Filter the entries that follow, copying every line in which the word "zoom" appears.

Collected data entries:
--- BEGIN ---

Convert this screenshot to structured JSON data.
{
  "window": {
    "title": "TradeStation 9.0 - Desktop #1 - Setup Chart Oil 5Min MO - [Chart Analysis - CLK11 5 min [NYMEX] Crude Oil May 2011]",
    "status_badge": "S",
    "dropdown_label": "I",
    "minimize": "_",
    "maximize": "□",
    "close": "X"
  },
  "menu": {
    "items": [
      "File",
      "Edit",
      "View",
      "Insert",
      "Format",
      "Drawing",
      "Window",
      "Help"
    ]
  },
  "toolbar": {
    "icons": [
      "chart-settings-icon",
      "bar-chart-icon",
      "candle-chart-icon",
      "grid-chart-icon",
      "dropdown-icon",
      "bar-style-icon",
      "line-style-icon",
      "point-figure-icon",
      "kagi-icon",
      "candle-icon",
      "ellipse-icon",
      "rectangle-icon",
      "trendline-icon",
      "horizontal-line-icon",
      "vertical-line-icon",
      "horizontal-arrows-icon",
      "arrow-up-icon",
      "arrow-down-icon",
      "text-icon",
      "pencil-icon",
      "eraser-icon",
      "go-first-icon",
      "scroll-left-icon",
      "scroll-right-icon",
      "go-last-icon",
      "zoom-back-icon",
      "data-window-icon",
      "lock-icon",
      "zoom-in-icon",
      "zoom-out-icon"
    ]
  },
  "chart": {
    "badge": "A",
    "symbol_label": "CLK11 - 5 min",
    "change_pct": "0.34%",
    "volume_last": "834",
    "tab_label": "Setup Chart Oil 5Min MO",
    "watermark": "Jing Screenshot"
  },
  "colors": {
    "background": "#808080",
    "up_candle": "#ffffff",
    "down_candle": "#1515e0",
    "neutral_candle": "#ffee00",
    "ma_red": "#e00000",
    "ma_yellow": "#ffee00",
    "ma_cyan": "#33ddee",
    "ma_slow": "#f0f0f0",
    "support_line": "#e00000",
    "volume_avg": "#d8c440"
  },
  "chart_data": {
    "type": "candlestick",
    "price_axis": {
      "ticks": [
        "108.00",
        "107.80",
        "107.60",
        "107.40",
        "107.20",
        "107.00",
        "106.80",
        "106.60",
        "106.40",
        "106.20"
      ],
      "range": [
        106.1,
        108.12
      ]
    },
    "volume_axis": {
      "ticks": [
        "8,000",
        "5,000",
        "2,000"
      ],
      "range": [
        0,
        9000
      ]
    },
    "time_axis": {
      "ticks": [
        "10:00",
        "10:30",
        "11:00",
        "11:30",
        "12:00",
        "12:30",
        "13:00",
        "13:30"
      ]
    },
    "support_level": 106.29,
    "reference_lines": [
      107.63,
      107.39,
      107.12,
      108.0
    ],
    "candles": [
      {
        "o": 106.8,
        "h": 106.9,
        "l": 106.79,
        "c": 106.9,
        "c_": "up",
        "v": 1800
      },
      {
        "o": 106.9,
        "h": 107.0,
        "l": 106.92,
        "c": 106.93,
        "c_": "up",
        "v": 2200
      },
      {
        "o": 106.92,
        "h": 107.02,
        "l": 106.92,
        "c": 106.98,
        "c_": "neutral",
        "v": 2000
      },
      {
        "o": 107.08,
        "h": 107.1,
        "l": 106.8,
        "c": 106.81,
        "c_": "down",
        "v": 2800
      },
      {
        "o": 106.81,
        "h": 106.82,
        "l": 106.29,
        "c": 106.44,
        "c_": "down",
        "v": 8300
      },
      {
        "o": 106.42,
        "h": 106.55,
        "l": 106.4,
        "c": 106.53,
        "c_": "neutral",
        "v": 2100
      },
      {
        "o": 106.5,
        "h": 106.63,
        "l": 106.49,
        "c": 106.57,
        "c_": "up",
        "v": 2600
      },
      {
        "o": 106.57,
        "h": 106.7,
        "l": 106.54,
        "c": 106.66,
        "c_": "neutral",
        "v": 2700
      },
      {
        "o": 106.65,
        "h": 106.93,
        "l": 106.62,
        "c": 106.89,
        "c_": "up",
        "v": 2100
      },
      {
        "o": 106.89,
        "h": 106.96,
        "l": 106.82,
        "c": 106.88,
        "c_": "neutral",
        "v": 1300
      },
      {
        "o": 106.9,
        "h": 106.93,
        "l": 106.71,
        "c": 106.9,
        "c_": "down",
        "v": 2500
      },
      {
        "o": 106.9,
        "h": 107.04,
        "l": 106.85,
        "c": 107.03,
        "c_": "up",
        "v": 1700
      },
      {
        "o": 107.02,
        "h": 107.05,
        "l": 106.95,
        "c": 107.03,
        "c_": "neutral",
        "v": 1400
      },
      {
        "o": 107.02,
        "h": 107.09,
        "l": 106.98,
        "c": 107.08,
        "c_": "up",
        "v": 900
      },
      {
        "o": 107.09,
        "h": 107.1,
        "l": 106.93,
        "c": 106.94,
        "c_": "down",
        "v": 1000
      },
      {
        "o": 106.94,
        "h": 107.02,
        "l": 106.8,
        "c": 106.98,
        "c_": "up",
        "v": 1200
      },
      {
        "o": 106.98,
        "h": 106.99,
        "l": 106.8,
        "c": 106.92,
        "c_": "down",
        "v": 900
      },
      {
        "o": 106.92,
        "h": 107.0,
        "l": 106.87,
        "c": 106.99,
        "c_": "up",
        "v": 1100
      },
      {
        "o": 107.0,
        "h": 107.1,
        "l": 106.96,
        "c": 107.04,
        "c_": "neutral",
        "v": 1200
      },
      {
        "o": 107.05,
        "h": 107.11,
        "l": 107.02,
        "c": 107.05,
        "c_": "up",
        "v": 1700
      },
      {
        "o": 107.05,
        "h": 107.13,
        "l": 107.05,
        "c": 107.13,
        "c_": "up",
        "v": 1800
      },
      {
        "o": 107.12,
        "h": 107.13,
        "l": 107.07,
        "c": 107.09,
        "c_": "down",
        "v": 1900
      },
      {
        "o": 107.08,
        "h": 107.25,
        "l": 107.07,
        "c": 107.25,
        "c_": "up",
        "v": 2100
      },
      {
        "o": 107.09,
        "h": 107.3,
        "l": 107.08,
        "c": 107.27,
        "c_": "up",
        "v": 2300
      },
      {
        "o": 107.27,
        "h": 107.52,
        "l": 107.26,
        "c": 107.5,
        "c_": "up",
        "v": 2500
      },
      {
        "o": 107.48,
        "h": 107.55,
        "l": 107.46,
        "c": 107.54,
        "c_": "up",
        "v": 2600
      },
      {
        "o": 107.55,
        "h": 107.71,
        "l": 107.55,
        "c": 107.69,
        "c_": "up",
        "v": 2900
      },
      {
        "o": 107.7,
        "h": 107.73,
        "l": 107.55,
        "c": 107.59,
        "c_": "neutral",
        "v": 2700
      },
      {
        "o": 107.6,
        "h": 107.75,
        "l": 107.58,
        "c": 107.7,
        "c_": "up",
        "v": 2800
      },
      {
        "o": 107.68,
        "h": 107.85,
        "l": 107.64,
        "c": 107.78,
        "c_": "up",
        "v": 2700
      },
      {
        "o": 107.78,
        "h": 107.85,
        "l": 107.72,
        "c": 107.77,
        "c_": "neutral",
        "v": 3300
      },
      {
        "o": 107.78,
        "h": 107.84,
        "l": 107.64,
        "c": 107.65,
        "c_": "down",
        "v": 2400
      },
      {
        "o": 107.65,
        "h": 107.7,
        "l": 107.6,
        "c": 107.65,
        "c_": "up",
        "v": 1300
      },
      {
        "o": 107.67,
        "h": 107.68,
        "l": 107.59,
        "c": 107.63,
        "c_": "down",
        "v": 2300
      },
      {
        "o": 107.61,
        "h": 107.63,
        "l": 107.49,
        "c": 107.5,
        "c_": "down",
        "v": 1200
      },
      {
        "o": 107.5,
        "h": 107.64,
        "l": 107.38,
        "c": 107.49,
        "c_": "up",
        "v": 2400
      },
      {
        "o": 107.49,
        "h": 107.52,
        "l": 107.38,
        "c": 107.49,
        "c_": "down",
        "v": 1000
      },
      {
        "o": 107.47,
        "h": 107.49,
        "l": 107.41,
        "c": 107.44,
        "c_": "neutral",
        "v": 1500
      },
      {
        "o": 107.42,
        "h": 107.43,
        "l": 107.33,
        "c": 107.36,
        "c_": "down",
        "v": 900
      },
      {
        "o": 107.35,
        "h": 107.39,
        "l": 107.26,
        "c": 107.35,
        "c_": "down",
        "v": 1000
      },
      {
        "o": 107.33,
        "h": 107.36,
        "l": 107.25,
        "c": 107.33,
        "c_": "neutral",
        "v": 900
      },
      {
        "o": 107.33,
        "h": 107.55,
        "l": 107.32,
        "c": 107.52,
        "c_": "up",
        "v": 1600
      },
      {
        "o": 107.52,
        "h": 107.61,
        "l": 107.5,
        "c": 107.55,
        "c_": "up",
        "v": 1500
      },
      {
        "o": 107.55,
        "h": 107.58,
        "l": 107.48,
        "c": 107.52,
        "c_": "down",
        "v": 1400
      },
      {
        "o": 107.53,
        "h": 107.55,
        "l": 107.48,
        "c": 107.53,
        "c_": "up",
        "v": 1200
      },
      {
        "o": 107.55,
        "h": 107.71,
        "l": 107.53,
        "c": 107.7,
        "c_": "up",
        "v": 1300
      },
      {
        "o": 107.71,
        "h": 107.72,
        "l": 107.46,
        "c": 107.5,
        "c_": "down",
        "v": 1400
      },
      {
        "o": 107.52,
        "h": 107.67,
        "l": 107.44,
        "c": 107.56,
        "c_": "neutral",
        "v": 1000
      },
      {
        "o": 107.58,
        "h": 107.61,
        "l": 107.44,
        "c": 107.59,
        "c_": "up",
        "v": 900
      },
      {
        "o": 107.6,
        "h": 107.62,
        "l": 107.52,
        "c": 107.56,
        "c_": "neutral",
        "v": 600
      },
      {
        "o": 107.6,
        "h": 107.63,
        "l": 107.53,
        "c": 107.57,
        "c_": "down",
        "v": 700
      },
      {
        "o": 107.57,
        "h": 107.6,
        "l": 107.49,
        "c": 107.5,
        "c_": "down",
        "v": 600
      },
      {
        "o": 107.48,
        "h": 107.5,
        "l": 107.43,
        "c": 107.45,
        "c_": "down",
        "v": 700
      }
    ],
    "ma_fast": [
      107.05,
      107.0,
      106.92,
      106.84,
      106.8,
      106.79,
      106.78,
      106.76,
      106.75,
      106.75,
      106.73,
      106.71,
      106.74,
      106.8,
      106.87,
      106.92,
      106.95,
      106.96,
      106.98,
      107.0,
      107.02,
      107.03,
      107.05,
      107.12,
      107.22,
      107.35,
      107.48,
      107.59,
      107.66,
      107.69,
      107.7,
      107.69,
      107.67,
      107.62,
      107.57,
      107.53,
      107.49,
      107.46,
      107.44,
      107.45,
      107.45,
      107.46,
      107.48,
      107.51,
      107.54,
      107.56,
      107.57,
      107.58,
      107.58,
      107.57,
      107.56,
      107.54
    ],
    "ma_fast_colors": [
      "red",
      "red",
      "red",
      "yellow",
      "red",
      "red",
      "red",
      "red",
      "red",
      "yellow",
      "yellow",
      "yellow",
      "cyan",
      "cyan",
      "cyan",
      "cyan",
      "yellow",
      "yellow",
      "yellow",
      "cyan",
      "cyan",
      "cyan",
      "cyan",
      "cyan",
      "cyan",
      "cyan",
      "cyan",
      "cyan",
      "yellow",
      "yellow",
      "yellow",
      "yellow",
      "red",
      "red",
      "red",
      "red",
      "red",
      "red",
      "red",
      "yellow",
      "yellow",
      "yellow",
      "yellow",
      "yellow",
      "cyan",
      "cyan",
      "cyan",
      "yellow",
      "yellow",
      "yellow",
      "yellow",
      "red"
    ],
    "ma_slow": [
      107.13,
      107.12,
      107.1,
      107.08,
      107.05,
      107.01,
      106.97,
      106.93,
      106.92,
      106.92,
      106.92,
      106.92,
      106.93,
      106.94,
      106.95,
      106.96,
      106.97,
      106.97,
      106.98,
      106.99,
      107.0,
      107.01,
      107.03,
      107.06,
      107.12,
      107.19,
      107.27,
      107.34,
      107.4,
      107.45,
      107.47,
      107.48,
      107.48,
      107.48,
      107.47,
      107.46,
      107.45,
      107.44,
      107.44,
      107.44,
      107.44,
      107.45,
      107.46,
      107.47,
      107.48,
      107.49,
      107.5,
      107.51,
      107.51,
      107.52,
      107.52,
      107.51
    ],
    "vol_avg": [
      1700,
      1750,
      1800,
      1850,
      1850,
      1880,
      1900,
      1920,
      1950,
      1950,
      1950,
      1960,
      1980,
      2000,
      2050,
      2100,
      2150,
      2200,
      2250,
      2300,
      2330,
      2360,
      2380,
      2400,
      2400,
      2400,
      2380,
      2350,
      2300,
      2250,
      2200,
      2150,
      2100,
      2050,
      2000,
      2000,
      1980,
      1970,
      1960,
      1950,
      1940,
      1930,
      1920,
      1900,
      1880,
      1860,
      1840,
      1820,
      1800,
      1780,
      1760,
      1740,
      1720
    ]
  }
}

--- END ---

» **ANSWER FOR THE TASK**
      "zoom-back-icon",
      "zoom-in-icon",
      "zoom-out-icon"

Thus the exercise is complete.